**Data supplied:**
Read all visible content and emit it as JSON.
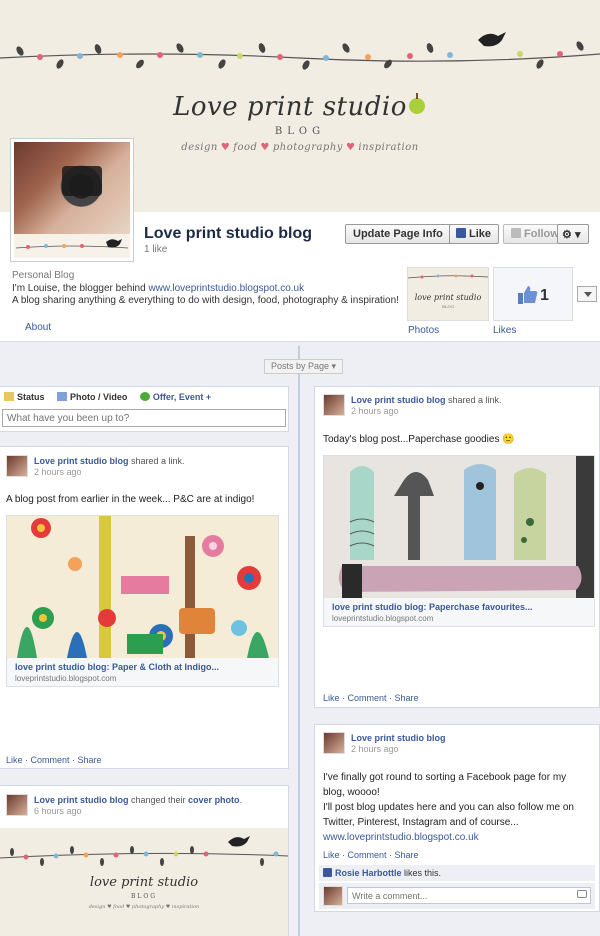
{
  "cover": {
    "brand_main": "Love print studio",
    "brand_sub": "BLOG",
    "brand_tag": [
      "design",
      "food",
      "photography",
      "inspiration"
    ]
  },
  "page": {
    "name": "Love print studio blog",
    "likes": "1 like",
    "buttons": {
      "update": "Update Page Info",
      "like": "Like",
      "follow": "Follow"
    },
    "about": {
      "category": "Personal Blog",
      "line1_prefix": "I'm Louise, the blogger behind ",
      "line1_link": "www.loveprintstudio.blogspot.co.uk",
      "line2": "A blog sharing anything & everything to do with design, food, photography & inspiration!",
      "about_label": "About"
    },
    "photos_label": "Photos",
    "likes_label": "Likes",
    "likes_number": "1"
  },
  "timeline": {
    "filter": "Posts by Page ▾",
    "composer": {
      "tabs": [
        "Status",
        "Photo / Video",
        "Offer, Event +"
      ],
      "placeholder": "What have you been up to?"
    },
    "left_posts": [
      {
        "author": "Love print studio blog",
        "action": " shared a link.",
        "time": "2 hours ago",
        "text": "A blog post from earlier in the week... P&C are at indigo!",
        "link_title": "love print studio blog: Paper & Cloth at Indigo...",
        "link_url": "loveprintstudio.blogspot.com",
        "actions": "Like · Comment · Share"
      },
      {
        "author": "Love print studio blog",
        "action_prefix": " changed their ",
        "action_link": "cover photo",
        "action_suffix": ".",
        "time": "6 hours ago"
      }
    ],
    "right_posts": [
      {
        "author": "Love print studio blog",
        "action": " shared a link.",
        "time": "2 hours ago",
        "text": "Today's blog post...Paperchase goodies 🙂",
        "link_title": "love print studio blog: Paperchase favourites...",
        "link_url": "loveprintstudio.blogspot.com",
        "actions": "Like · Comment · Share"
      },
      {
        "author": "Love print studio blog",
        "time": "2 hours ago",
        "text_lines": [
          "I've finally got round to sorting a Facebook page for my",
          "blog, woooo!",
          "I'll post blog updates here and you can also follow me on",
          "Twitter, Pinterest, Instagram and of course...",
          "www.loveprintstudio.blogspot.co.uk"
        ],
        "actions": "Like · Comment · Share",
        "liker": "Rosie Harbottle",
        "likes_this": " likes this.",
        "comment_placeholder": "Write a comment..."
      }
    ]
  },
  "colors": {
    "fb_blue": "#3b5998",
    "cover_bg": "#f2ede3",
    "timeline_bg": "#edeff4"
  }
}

**Your instructions:**
Repeat the listing in full and exactly. Leave any pictures out.

**Complete response:**
Read all visible content and emit it as JSON.
{
  "cover": {
    "brand_main": "Love print studio",
    "brand_sub": "BLOG",
    "brand_tag": [
      "design",
      "food",
      "photography",
      "inspiration"
    ]
  },
  "page": {
    "name": "Love print studio blog",
    "likes": "1 like",
    "buttons": {
      "update": "Update Page Info",
      "like": "Like",
      "follow": "Follow"
    },
    "about": {
      "category": "Personal Blog",
      "line1_prefix": "I'm Louise, the blogger behind ",
      "line1_link": "www.loveprintstudio.blogspot.co.uk",
      "line2": "A blog sharing anything & everything to do with design, food, photography & inspiration!",
      "about_label": "About"
    },
    "photos_label": "Photos",
    "likes_label": "Likes",
    "likes_number": "1"
  },
  "timeline": {
    "filter": "Posts by Page ▾",
    "composer": {
      "tabs": [
        "Status",
        "Photo / Video",
        "Offer, Event +"
      ],
      "placeholder": "What have you been up to?"
    },
    "left_posts": [
      {
        "author": "Love print studio blog",
        "action": " shared a link.",
        "time": "2 hours ago",
        "text": "A blog post from earlier in the week... P&C are at indigo!",
        "link_title": "love print studio blog: Paper & Cloth at Indigo...",
        "link_url": "loveprintstudio.blogspot.com",
        "actions": "Like · Comment · Share"
      },
      {
        "author": "Love print studio blog",
        "action_prefix": " changed their ",
        "action_link": "cover photo",
        "action_suffix": ".",
        "time": "6 hours ago"
      }
    ],
    "right_posts": [
      {
        "author": "Love print studio blog",
        "action": " shared a link.",
        "time": "2 hours ago",
        "text": "Today's blog post...Paperchase goodies 🙂",
        "link_title": "love print studio blog: Paperchase favourites...",
        "link_url": "loveprintstudio.blogspot.com",
        "actions": "Like · Comment · Share"
      },
      {
        "author": "Love print studio blog",
        "time": "2 hours ago",
        "text_lines": [
          "I've finally got round to sorting a Facebook page for my",
          "blog, woooo!",
          "I'll post blog updates here and you can also follow me on",
          "Twitter, Pinterest, Instagram and of course...",
          "www.loveprintstudio.blogspot.co.uk"
        ],
        "actions": "Like · Comment · Share",
        "liker": "Rosie Harbottle",
        "likes_this": " likes this.",
        "comment_placeholder": "Write a comment..."
      }
    ]
  },
  "colors": {
    "fb_blue": "#3b5998",
    "cover_bg": "#f2ede3",
    "timeline_bg": "#edeff4"
  }
}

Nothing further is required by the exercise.